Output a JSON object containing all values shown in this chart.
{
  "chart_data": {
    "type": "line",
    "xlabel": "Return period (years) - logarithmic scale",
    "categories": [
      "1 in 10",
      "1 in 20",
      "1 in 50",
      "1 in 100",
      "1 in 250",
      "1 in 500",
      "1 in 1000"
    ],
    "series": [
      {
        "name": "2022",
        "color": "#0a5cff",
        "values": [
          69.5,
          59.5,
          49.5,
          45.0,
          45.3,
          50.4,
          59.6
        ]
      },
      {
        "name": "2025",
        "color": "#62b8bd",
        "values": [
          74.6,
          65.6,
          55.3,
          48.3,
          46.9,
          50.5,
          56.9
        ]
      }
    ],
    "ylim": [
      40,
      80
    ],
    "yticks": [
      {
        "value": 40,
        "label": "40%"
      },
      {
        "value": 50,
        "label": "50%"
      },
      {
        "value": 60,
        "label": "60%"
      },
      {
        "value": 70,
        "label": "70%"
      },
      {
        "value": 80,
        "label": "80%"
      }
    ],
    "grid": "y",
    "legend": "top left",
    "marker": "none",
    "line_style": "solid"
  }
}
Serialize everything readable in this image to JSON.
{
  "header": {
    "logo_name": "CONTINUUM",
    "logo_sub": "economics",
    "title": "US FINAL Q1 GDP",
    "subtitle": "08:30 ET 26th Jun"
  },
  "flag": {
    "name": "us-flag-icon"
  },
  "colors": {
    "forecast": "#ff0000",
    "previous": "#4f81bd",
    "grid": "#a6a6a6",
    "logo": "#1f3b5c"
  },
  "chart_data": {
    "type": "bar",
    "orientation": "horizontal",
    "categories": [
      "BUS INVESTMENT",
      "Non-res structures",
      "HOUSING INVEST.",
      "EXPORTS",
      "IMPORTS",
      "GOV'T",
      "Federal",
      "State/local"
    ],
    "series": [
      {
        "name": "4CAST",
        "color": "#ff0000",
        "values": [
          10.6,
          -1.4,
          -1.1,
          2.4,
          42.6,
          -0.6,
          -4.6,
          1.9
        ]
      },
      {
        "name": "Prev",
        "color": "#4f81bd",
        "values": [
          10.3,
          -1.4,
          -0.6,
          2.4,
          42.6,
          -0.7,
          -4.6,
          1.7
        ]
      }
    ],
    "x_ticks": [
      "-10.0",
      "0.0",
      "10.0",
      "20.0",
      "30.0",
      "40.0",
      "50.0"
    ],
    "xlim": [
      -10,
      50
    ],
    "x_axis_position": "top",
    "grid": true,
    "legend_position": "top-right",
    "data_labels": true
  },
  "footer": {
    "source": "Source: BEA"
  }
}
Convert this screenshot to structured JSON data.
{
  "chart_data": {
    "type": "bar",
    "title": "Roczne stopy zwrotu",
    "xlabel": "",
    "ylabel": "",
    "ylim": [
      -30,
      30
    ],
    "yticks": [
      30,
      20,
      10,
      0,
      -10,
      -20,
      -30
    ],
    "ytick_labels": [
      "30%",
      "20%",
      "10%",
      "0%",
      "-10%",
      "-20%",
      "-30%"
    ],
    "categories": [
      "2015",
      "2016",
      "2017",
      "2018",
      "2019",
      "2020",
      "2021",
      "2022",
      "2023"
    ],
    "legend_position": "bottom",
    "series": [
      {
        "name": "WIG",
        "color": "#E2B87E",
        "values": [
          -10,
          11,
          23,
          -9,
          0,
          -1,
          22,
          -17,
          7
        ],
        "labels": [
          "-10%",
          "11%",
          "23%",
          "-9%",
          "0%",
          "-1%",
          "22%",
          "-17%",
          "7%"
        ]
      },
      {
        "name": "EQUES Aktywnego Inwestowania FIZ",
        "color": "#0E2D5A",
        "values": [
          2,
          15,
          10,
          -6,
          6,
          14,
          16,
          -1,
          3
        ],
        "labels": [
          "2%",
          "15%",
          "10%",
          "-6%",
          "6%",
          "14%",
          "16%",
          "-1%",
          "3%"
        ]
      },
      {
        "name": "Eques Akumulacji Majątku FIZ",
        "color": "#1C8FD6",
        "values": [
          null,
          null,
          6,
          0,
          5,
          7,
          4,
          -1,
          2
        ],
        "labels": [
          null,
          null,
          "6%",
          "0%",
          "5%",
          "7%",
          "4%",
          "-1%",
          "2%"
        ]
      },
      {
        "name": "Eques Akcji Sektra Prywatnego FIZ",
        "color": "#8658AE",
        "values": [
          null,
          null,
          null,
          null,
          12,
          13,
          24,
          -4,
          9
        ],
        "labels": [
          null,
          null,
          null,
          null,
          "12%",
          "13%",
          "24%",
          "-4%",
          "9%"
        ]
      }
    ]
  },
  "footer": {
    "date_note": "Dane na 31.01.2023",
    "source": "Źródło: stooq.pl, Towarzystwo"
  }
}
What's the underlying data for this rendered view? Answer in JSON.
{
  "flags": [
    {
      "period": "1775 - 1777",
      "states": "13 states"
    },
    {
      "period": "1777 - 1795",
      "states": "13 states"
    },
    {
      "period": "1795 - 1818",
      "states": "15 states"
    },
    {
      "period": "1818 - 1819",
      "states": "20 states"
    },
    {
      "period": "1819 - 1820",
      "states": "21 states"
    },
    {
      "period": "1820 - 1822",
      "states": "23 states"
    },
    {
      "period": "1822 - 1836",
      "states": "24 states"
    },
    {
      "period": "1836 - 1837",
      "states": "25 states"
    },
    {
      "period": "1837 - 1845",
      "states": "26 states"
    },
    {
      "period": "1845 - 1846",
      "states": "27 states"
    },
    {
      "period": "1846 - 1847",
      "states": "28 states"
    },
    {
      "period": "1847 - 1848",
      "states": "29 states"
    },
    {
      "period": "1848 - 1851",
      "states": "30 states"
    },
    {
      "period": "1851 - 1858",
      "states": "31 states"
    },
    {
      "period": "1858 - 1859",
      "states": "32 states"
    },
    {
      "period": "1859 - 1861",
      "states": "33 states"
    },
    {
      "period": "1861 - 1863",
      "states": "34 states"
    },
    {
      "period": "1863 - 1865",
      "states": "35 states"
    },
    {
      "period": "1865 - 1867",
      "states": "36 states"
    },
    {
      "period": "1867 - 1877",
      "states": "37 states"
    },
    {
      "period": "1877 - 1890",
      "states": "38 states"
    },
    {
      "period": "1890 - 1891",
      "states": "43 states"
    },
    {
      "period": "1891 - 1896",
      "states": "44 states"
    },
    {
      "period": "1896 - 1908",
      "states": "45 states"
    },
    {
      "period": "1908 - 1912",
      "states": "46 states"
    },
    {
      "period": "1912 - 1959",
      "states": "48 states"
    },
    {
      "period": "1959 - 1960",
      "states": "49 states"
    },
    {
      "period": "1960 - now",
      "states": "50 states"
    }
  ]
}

========

Only the number is required: the count of lines containing the word "JSON".

== Full answer ==
4